■ **Problem**
Within the data below, state how many lines contain the string "gray". Provide the number only.

■ **Stored entries**
------------------------------
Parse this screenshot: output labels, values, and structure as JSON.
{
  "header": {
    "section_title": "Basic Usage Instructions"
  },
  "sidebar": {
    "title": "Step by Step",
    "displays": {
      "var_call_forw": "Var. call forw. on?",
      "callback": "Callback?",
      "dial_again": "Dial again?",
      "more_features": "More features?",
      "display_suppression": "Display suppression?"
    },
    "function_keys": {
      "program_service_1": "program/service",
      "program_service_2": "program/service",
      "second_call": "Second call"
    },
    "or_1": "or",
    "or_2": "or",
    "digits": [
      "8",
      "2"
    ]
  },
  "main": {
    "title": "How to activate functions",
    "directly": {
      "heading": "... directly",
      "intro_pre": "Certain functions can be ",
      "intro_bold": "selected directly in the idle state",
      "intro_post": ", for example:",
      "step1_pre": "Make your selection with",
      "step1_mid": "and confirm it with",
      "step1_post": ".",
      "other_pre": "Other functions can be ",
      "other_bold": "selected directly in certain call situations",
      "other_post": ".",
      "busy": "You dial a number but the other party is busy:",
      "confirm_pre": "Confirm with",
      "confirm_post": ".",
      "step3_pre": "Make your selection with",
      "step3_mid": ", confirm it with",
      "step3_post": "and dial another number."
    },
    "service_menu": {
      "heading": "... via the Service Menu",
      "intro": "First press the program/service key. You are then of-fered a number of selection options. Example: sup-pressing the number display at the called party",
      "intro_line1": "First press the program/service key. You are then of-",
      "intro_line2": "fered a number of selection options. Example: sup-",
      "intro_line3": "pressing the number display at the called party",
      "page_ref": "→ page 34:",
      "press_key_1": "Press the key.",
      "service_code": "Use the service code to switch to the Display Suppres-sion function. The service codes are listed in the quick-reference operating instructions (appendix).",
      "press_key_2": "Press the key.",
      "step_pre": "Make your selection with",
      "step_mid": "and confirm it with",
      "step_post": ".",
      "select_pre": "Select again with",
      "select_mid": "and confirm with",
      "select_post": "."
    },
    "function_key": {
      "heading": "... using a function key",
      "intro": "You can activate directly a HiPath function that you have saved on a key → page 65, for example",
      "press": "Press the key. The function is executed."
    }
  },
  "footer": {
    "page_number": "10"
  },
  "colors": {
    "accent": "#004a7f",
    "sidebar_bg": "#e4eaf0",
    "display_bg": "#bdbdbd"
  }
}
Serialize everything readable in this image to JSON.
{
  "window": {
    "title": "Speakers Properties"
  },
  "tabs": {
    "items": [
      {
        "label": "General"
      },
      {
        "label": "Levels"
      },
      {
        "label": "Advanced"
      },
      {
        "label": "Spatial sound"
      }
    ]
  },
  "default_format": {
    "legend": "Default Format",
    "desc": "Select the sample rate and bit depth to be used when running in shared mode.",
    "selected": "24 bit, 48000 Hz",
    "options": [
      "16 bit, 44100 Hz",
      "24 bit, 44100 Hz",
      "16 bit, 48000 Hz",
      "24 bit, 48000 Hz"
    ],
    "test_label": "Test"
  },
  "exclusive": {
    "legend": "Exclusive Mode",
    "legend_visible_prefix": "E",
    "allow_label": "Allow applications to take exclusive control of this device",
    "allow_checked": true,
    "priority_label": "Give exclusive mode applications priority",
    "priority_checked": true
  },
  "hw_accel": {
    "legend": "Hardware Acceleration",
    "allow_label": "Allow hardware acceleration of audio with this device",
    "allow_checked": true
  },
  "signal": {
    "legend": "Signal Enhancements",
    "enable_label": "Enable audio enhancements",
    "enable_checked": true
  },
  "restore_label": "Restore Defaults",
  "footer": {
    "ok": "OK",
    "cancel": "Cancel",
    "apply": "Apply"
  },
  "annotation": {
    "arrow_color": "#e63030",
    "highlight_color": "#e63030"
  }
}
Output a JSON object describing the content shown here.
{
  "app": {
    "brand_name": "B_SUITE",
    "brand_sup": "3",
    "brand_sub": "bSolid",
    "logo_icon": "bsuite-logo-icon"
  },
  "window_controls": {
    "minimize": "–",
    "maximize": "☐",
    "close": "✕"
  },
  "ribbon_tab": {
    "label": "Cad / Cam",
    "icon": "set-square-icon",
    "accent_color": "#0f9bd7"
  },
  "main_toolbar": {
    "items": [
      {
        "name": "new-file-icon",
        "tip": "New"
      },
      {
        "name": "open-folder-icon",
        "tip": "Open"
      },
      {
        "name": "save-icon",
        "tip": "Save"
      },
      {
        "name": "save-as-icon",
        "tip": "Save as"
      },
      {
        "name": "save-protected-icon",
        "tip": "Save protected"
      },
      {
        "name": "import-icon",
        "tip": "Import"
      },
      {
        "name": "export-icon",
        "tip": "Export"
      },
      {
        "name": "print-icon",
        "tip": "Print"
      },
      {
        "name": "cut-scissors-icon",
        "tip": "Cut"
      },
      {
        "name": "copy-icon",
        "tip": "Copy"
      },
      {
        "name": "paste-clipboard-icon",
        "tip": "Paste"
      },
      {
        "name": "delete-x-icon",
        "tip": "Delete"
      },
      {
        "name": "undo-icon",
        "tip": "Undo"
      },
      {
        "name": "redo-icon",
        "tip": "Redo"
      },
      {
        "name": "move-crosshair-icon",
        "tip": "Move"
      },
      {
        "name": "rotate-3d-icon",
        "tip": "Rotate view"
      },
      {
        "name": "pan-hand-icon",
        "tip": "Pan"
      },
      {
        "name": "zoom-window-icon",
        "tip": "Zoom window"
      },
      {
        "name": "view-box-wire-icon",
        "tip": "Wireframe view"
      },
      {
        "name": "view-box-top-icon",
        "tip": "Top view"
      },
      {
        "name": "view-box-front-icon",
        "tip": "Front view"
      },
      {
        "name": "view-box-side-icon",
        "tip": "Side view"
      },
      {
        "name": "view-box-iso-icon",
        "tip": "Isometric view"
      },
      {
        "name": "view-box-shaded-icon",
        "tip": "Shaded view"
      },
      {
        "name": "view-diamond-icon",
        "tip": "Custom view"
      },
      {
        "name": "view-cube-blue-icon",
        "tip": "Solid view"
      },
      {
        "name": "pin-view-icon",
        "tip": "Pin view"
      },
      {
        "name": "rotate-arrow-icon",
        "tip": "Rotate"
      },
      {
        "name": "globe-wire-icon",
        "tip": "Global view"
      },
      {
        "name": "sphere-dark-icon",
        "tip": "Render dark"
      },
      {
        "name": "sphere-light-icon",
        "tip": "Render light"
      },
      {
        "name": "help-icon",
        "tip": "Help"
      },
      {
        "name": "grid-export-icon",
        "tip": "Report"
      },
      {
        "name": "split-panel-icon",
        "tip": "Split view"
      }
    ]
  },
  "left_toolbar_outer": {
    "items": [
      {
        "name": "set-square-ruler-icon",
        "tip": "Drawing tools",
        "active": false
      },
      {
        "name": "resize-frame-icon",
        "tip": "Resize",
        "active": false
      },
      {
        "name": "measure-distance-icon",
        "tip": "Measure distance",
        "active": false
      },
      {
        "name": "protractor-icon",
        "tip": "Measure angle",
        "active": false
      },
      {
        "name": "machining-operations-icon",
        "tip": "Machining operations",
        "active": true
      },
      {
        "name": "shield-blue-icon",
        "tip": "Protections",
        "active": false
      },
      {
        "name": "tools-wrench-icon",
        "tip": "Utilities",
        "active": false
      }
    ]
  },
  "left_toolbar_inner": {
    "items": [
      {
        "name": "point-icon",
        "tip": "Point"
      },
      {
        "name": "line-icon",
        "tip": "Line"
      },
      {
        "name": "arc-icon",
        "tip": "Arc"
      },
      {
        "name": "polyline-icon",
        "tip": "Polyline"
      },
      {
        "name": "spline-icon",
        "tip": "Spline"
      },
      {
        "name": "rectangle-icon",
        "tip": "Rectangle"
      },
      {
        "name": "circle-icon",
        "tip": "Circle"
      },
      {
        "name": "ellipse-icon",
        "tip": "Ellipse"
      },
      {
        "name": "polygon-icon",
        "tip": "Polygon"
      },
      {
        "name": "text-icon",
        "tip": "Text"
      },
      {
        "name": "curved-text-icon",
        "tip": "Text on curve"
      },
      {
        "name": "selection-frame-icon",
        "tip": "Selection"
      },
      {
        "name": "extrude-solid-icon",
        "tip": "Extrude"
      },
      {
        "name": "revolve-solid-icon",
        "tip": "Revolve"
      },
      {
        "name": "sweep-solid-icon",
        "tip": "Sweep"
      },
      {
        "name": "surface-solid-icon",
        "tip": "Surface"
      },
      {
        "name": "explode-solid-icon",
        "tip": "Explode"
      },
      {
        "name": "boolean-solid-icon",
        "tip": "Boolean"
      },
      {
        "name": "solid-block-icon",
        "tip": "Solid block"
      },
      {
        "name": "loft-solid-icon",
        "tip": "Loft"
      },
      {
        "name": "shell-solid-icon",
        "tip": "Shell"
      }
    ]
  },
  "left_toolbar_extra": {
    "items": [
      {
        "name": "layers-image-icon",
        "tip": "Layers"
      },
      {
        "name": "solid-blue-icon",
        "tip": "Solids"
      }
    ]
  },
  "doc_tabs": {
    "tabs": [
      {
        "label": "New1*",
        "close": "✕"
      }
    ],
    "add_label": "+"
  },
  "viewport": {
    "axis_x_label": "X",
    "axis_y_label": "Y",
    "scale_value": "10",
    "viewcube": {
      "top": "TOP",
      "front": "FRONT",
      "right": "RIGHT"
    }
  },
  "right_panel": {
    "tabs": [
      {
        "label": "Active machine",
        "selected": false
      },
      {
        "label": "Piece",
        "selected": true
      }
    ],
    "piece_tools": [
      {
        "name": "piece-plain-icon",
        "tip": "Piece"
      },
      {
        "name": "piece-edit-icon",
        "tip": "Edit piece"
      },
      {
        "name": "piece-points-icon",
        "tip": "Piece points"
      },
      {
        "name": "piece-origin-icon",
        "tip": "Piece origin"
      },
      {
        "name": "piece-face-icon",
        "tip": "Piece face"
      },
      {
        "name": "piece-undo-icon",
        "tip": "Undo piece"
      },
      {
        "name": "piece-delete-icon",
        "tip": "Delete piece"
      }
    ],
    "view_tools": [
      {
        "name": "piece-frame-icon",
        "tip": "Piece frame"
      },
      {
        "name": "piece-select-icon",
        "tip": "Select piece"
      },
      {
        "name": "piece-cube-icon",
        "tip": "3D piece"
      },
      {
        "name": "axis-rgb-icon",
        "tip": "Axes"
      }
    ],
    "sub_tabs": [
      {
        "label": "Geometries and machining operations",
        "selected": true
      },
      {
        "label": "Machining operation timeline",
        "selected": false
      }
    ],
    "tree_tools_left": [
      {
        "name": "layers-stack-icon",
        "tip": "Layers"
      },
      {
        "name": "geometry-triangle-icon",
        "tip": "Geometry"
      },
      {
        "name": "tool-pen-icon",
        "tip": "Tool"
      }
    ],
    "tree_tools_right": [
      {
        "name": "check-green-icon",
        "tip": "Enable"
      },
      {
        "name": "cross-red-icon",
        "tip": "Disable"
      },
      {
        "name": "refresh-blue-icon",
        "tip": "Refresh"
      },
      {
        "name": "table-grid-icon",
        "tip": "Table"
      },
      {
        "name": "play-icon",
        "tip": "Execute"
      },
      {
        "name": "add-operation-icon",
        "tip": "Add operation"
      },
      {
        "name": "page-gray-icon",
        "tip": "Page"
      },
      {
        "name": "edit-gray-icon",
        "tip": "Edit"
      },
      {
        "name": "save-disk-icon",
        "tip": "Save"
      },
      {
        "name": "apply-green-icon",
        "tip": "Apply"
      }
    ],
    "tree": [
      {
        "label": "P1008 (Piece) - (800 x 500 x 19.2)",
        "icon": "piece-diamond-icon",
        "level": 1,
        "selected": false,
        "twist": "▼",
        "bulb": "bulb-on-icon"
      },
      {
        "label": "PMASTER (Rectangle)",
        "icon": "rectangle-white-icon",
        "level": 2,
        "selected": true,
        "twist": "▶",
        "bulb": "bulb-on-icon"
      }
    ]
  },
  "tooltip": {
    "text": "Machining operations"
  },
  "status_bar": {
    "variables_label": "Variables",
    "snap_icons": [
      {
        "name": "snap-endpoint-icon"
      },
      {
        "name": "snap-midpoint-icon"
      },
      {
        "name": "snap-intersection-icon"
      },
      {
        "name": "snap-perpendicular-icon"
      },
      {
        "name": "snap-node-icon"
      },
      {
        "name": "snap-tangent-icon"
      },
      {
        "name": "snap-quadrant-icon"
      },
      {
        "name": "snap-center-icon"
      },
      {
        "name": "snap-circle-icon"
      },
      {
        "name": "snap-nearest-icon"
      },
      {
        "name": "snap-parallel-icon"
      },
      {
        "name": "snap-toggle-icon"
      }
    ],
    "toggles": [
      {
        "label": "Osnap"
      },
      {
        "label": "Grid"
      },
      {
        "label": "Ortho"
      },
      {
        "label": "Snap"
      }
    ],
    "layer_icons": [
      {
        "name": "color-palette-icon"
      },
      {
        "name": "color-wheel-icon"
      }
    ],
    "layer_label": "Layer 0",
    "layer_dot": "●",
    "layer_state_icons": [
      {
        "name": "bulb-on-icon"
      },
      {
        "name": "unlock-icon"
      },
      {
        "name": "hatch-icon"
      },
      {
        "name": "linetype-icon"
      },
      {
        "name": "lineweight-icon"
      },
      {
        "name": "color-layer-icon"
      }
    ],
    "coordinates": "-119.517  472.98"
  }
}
------------------------------
■ **Output for this exercise**
2